| Textauszug |
________
Das Hessische LAG hat mit Urteil vom 28.10.2020 – 18 Sa 22/20 – entschieden:

Nach der Regelung  in  dem  Sozialplan  aus dem Jahr 2018 sollten Arbeitnehmerinnen und Arbeitnehmer pro Kind eine um 5.000,00 e höhere Abfindung erhalten, wenn dieses „auf der Lohnsteuerkarte eingetragen“ war. Das Berufungsgericht hat festgestellt, die Formulierung sei so zu verstehen, dass bei den Eltern ein Kinderfreibetrag als Lohnsteuerabzugsmerkmal (ELStAM) gespeichert sein müsse. Schon seit 2014 werden keine Lohnsteuerkarten mehr verwendet; bis dahin seien Kinderfreibeträge dort eingetragen worden.

Das Gericht hat durch Urteil vom 28. 10. 2020 entschieden, dass die Sozialplan-Regelung unwirksam ist, weil sie Frauen mittelbar benachteiligt.

Bei allen Personen, welche die Lohnsteuerklasse V gewählt haben, kann ein Kinderfreibetrag nach dem Einkommenssteuergesetz (§§ 38b Abs. 2, 39 Abs. 4 Nr. 2 EStG) als Lohnsteuerabzugsmerkmal nicht berücksichtigt werden. Nach der Regelung des Sozialplans sollte ausschließlich über den Freibetrag nachgewiesen werden können, dass eine Unterhaltspflicht für ein Kind bestand. Damit waren Eltern mit der Lohnsteuerklasse V von einem Abfindungszuschlag generell ausgeschlossen. Die Lohnsteuerklasse V wird noch immer überwiegend von Frauen gewählt, deren Ehepartner einen höheren Arbeitsverdienst erzielt.
________
| Aufgabe |
Beantworte anhand des Textes zum Sozialplan-Urteil:
1. Seit welchem Jahr werden keine Lohnsteuerkarten mehr verwendet?
2. Warum ist die Sozialplan-Regelung nach dem Urteil des Gerichts unwirksam?
3. Welche Lohnsteuerklasse wird noch immer überwiegend von Frauen gewählt, deren Ehepartner einen höheren Arbeitsverdienst erzielt?

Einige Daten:
________
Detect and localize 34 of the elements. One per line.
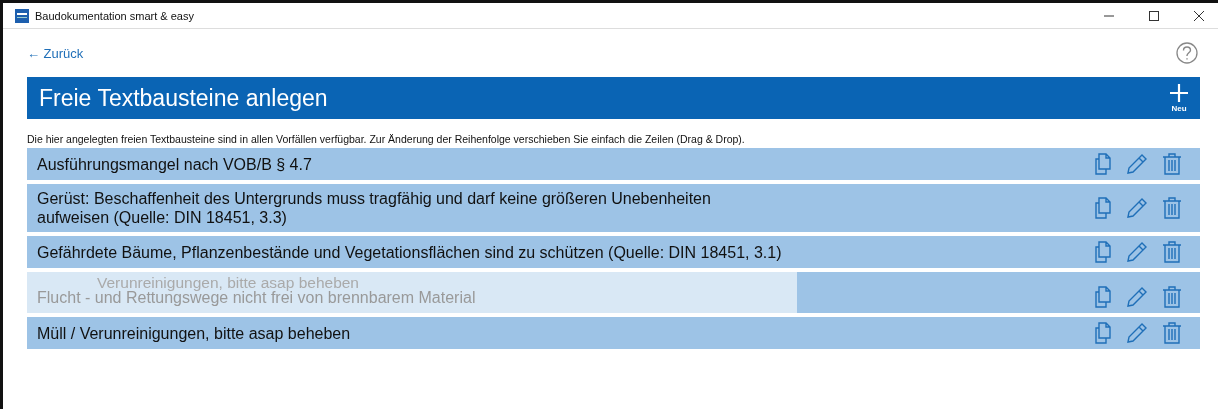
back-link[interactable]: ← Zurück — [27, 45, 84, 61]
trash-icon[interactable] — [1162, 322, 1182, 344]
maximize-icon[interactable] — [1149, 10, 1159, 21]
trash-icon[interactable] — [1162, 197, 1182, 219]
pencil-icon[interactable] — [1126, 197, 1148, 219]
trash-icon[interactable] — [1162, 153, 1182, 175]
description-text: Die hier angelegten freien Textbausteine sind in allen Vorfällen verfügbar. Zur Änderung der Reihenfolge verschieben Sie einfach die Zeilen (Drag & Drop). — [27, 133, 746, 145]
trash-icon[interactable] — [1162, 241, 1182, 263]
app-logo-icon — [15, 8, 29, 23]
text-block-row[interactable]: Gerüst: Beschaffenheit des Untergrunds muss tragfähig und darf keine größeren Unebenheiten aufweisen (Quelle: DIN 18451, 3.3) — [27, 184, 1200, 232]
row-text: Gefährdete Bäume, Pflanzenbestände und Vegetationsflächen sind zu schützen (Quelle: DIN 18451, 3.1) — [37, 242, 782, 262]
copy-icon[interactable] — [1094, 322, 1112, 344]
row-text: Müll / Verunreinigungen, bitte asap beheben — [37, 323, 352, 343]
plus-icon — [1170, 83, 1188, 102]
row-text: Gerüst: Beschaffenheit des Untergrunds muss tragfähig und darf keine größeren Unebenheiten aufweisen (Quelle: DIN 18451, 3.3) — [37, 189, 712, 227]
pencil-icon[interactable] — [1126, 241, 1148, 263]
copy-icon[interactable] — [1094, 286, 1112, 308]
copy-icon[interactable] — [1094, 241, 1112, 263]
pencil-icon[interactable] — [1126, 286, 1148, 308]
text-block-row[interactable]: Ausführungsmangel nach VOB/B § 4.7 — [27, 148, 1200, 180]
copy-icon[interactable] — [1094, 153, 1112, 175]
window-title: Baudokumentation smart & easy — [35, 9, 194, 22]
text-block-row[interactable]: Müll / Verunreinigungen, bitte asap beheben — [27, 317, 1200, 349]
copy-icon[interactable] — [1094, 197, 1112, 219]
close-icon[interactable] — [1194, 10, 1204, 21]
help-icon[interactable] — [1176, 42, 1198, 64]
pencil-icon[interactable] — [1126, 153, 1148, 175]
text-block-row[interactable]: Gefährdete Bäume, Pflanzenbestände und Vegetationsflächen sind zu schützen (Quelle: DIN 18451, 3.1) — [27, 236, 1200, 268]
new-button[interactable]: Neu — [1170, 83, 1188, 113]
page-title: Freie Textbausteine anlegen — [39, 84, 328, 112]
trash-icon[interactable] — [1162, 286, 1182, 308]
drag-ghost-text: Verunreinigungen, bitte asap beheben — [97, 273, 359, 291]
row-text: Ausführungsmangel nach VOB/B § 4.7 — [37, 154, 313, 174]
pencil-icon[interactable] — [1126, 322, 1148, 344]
________
| Ergebnis |
1. Seit 2014.
2. Weil sie Frauen mittelbar benachteiligt.
3. Die Lohnsteuerklasse V.